[DIRECTIONS]
Return, character for character, the lines from the one bearing "OCR this image." through the end of the material. Omit everything before that line.

-- begin STORED ROWS --

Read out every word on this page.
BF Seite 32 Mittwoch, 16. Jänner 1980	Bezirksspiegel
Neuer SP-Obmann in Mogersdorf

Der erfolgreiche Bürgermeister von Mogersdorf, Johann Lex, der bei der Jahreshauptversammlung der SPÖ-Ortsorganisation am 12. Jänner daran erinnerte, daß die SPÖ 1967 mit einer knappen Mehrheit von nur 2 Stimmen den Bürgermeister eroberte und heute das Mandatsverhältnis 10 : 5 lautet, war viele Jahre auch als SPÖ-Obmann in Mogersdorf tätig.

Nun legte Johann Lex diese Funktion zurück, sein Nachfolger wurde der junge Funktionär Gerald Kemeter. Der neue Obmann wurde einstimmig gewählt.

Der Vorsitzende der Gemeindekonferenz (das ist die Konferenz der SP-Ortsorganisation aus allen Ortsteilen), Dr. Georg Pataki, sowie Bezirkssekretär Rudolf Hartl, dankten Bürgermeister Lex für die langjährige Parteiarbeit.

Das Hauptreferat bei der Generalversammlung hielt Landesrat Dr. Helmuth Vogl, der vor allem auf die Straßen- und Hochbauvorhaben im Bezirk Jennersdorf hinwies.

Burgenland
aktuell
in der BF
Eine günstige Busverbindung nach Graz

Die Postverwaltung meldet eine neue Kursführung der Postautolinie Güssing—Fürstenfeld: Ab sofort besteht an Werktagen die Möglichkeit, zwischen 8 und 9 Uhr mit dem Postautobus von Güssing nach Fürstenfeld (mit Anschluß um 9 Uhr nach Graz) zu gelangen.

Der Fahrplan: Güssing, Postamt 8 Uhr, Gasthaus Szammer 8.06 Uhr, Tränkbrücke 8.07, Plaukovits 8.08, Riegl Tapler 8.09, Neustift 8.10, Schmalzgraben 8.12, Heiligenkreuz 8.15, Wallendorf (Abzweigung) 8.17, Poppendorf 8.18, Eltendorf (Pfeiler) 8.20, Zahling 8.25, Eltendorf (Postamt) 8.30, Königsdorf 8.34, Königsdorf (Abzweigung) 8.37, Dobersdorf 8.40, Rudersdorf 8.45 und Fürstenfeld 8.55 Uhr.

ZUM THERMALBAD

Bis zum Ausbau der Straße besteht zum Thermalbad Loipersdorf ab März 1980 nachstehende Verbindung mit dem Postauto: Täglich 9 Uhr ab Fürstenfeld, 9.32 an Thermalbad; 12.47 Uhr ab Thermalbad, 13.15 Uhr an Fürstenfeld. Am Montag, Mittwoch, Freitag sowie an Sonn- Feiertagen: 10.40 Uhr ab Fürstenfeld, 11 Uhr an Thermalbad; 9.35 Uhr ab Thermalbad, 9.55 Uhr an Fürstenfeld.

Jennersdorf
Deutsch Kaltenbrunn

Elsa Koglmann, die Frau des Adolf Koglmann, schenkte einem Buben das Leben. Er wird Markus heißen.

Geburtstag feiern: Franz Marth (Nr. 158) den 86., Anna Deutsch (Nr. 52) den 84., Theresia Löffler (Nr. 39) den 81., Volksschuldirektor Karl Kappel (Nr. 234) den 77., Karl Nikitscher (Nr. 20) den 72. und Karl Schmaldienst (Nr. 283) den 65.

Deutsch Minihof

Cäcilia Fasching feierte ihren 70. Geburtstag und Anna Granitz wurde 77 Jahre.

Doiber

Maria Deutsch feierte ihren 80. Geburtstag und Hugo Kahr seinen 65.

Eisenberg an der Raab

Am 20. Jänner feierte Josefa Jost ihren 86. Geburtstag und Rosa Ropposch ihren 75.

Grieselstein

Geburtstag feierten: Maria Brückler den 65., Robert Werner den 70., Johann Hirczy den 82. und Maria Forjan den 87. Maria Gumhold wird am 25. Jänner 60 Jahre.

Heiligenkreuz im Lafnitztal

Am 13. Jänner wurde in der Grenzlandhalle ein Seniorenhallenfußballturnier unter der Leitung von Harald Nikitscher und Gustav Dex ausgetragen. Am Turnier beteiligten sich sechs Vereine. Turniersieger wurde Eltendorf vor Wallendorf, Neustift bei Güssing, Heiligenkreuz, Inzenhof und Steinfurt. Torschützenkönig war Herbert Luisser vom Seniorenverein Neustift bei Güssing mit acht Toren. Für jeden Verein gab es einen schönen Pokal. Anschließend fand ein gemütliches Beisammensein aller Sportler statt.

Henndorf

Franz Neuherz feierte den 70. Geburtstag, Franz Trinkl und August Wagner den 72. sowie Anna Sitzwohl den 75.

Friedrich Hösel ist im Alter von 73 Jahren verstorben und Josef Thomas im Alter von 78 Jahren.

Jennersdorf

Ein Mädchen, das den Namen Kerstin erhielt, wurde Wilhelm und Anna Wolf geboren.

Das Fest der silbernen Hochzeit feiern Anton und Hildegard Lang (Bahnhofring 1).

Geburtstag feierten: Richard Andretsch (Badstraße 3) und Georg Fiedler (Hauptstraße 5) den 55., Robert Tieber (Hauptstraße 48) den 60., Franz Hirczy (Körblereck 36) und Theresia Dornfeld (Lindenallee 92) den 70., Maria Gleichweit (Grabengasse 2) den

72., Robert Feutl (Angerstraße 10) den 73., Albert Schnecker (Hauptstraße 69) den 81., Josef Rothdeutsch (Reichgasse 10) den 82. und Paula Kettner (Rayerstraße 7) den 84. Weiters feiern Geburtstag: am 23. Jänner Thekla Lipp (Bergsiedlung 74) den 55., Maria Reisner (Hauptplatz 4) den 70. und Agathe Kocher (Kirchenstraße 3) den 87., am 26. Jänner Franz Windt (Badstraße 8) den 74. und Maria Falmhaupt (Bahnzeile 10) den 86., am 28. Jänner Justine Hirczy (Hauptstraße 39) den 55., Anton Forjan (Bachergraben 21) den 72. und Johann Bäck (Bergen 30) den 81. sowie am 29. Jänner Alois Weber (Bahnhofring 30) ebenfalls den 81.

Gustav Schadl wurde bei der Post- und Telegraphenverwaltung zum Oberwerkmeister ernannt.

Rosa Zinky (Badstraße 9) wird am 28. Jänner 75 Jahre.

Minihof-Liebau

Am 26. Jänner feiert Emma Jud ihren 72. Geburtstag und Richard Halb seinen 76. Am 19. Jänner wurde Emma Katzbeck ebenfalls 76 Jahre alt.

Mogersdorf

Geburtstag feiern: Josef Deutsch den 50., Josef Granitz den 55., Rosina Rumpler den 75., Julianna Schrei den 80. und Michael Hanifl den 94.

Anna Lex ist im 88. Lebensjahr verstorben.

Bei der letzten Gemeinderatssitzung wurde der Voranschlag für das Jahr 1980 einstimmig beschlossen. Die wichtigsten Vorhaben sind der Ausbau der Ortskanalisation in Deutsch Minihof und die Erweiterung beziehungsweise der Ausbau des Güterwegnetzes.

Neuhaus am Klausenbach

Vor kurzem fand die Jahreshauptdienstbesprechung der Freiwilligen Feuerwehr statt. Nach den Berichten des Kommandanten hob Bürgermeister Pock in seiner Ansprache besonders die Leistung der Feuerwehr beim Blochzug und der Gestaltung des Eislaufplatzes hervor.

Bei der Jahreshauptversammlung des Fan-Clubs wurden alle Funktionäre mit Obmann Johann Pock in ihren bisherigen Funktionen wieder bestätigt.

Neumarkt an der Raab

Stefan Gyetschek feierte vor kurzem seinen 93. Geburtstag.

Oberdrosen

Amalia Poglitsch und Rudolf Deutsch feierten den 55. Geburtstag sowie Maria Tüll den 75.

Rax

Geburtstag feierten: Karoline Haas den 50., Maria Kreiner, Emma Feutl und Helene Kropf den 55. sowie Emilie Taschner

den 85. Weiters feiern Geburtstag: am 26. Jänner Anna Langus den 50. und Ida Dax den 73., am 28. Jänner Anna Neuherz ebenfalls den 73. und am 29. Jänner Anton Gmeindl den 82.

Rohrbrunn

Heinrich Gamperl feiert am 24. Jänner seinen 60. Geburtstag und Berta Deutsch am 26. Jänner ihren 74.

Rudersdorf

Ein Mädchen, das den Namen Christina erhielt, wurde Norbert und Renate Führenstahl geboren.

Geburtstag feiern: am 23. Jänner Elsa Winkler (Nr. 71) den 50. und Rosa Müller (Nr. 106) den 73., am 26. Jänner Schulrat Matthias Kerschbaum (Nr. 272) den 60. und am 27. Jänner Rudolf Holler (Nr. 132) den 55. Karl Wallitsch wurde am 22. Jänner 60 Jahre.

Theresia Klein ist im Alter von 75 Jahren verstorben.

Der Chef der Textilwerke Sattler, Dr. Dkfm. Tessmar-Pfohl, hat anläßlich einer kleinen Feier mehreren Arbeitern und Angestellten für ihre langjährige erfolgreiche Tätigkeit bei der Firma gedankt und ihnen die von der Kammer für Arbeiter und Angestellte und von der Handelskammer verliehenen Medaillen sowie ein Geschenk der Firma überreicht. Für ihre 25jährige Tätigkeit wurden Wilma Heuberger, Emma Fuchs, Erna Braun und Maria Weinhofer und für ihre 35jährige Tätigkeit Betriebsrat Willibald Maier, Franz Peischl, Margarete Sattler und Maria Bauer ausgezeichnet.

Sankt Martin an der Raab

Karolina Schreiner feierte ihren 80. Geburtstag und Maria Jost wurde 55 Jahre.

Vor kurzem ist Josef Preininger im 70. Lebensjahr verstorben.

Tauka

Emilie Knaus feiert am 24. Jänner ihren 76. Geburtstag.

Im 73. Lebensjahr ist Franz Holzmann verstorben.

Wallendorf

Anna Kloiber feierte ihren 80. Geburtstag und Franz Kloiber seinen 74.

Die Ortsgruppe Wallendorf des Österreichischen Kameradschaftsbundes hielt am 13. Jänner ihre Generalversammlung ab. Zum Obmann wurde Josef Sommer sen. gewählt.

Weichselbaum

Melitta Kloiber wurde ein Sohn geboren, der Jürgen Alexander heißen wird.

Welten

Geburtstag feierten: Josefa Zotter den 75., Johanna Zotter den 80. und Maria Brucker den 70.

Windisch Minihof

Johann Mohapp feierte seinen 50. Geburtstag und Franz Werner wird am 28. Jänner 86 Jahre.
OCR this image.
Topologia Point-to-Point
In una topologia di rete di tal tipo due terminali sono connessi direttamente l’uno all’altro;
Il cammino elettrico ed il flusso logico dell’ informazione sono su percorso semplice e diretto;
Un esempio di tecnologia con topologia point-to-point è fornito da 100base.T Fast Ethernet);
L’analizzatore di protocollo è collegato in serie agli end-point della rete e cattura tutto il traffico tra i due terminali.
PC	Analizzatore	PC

-- end STORED ROWS --

[CORRECT RESULT]
OCR this image.
Topologia Point-to-Point
In una topologia di rete di tal tipo due terminali sono connessi direttamente l’uno all’altro;
Il cammino elettrico ed il flusso logico dell’ informazione sono su percorso semplice e diretto;
Un esempio di tecnologia con topologia point-to-point è fornito da 100base.T Fast Ethernet);
L’analizzatore di protocollo è collegato in serie agli end-point della rete e cattura tutto il traffico tra i due terminali.
PC	Analizzatore	PC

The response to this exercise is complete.